Copy word for word the stretch of rows from the very beginning through the line containing "- page-number: 65: [957, 1483, 978, 1507]", and nothing beyond it.

*-*-*

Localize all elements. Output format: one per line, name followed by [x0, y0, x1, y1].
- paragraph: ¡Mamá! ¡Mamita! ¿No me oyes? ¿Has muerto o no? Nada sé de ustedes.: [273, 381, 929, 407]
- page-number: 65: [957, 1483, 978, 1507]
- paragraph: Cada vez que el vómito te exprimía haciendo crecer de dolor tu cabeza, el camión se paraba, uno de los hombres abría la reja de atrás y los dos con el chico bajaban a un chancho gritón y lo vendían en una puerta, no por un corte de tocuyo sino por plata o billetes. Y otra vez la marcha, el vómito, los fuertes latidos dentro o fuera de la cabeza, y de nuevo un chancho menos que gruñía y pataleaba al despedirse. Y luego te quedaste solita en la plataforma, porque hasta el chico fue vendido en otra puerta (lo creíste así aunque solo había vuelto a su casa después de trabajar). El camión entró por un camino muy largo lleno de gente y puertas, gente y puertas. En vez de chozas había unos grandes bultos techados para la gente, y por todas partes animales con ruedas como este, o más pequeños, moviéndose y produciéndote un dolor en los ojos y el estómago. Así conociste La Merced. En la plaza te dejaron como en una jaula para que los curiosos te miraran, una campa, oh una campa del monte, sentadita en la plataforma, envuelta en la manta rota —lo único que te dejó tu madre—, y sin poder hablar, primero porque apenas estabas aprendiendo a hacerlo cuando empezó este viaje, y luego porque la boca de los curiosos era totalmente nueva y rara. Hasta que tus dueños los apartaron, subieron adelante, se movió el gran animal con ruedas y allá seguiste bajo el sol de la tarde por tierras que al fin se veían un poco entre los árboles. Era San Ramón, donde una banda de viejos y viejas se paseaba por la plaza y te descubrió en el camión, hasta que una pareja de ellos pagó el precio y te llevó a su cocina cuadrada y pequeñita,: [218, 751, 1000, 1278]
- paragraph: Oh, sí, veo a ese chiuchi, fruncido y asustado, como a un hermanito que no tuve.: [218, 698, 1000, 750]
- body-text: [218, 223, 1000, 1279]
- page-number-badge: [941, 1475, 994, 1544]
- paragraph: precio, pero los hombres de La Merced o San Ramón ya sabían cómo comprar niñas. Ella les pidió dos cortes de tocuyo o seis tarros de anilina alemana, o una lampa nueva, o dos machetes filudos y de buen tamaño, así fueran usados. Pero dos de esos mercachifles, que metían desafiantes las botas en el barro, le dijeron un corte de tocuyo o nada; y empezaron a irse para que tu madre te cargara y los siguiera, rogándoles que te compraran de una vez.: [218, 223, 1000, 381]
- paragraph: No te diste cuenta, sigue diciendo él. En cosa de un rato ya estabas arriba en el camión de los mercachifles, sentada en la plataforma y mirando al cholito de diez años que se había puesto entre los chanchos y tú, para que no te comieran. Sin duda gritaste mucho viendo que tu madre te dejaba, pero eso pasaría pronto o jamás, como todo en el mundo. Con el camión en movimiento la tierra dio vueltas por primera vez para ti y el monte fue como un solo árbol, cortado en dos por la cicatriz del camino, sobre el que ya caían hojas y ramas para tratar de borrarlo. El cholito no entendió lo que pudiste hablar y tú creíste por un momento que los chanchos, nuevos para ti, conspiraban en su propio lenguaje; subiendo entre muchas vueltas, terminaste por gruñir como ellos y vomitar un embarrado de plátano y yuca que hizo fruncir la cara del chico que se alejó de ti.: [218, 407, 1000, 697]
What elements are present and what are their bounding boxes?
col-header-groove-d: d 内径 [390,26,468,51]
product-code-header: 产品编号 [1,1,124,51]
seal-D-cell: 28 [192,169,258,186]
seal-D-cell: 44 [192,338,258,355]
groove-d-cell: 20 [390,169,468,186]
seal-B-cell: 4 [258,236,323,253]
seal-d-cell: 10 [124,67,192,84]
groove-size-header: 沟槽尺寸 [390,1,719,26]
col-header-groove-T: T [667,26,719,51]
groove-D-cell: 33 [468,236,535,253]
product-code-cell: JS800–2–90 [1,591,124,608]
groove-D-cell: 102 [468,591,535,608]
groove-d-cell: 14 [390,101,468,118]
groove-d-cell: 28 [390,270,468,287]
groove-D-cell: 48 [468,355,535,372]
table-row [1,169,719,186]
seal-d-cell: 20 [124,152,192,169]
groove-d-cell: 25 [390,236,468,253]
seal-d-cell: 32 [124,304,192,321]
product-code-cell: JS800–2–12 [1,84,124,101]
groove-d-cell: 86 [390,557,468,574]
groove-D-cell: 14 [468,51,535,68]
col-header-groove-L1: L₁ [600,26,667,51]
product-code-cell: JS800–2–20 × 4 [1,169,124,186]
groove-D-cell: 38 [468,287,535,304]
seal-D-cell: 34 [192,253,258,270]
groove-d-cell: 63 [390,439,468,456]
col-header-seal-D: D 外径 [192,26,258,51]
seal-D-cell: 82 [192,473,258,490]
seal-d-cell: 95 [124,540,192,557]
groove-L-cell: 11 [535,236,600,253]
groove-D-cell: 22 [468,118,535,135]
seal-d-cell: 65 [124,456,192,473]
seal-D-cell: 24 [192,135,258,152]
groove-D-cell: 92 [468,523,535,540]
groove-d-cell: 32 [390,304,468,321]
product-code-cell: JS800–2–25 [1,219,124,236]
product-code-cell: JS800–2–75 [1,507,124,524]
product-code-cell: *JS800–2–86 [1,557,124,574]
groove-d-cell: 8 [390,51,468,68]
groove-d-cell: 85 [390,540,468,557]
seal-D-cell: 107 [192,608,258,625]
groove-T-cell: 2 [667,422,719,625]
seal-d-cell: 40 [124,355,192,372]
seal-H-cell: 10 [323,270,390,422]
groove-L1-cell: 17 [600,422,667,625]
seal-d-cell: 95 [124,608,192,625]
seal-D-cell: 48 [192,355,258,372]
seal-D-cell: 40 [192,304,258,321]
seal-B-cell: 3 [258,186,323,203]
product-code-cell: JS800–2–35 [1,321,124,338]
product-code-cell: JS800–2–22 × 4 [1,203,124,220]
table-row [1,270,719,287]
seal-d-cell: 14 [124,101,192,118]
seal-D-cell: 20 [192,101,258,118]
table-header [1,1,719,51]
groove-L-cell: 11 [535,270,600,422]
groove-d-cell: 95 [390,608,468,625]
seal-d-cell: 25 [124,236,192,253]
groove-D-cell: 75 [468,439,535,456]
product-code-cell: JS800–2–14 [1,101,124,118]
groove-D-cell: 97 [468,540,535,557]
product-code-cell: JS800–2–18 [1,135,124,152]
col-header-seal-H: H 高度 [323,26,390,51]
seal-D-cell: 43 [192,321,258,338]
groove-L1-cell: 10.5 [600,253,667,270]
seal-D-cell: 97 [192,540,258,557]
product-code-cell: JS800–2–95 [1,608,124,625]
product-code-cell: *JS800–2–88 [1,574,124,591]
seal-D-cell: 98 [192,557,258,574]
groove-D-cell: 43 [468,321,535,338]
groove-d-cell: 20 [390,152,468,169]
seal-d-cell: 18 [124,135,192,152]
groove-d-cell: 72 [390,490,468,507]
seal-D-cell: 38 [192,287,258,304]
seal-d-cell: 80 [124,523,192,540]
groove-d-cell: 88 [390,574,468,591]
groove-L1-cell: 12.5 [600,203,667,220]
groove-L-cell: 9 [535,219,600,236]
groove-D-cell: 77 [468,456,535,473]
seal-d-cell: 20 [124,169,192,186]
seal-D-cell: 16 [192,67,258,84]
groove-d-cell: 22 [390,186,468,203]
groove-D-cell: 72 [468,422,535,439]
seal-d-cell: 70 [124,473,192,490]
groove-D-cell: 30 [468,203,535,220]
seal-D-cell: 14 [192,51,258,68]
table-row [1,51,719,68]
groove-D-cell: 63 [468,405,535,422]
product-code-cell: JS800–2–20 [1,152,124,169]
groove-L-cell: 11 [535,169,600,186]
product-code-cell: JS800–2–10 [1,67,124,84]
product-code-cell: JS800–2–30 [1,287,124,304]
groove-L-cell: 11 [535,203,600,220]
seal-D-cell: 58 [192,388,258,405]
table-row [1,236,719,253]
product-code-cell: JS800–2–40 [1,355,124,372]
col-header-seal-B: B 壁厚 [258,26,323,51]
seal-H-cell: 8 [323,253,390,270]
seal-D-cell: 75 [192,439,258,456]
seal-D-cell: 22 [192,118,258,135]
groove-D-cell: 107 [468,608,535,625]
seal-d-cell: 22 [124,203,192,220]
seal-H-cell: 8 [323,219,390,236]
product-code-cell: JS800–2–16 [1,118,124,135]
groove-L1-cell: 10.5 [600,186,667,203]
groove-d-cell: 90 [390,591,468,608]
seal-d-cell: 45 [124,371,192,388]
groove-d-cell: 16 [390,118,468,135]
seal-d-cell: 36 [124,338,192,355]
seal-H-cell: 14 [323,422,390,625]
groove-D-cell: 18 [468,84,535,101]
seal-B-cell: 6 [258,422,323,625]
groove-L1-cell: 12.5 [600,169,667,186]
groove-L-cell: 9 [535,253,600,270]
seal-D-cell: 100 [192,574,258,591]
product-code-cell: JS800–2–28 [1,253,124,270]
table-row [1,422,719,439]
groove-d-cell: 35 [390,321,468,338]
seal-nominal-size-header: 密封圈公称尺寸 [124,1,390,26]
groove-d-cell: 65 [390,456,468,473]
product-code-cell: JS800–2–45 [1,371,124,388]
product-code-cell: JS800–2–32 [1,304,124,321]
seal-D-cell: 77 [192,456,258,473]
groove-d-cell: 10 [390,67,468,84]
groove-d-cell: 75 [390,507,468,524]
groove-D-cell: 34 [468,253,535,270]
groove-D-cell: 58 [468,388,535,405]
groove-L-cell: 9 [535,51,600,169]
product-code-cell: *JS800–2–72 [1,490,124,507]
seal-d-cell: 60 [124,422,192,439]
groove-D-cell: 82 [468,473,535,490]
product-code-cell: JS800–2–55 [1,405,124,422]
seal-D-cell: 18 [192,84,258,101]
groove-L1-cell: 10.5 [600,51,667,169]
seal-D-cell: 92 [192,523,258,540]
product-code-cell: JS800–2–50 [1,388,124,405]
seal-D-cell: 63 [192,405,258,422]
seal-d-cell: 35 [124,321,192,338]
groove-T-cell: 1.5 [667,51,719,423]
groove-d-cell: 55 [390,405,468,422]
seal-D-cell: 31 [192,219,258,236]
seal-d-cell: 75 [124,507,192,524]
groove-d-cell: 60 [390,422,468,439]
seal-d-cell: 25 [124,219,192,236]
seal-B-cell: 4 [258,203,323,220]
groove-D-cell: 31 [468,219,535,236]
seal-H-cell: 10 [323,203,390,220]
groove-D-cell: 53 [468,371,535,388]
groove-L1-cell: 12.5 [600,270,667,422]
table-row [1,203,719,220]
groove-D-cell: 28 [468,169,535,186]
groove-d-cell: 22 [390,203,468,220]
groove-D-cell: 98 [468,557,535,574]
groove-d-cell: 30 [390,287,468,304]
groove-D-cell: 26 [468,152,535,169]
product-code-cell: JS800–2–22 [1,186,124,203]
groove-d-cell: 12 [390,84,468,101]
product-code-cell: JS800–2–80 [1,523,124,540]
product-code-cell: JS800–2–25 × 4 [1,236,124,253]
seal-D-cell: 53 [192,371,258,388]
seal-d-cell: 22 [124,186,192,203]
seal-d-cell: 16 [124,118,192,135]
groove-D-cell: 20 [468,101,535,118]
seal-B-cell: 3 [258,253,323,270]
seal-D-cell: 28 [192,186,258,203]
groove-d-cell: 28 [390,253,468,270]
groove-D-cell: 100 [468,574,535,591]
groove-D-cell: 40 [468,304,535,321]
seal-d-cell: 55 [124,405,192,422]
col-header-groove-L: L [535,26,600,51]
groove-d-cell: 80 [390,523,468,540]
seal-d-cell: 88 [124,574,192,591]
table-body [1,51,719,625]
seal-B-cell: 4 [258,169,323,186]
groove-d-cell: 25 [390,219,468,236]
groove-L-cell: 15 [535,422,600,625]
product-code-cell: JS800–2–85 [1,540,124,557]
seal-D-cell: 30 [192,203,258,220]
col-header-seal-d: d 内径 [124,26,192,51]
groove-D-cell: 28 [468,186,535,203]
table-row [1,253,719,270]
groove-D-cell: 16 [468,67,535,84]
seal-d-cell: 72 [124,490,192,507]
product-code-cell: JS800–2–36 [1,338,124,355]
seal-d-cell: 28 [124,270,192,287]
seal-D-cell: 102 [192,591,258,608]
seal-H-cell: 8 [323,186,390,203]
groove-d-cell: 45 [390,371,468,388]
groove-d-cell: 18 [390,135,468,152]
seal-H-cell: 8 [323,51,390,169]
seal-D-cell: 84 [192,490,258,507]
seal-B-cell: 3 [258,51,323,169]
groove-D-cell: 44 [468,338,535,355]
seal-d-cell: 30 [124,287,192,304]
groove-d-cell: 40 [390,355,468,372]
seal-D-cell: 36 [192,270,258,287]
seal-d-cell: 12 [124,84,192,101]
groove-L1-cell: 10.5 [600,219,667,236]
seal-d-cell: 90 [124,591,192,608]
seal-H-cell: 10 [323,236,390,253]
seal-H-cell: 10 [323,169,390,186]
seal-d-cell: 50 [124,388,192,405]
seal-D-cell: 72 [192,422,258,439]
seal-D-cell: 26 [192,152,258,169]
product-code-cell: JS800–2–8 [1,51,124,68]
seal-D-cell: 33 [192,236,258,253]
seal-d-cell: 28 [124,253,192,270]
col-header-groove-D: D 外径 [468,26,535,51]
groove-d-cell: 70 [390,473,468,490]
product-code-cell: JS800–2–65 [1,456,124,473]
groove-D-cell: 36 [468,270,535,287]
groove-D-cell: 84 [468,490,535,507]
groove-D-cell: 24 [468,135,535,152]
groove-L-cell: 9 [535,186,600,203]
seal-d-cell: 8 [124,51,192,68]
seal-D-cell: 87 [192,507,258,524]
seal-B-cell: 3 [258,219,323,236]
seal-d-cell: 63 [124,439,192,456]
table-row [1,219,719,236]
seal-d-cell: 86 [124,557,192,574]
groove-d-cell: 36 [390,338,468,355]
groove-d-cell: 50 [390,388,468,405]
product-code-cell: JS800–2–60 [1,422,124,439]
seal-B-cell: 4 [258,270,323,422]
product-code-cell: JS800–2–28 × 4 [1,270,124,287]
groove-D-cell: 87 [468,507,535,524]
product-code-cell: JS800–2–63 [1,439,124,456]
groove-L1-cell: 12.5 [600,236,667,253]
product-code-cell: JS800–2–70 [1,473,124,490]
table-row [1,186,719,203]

*-*-*

§ **Solution for this exercise**:
Localize all elements. Output format: one per line, name followed by [x0, y0, x1, y1].
- paragraph: ¡Mamá! ¡Mamita! ¿No me oyes? ¿Has muerto o no? Nada sé de ustedes.: [273, 381, 929, 407]
- page-number: 65: [957, 1483, 978, 1507]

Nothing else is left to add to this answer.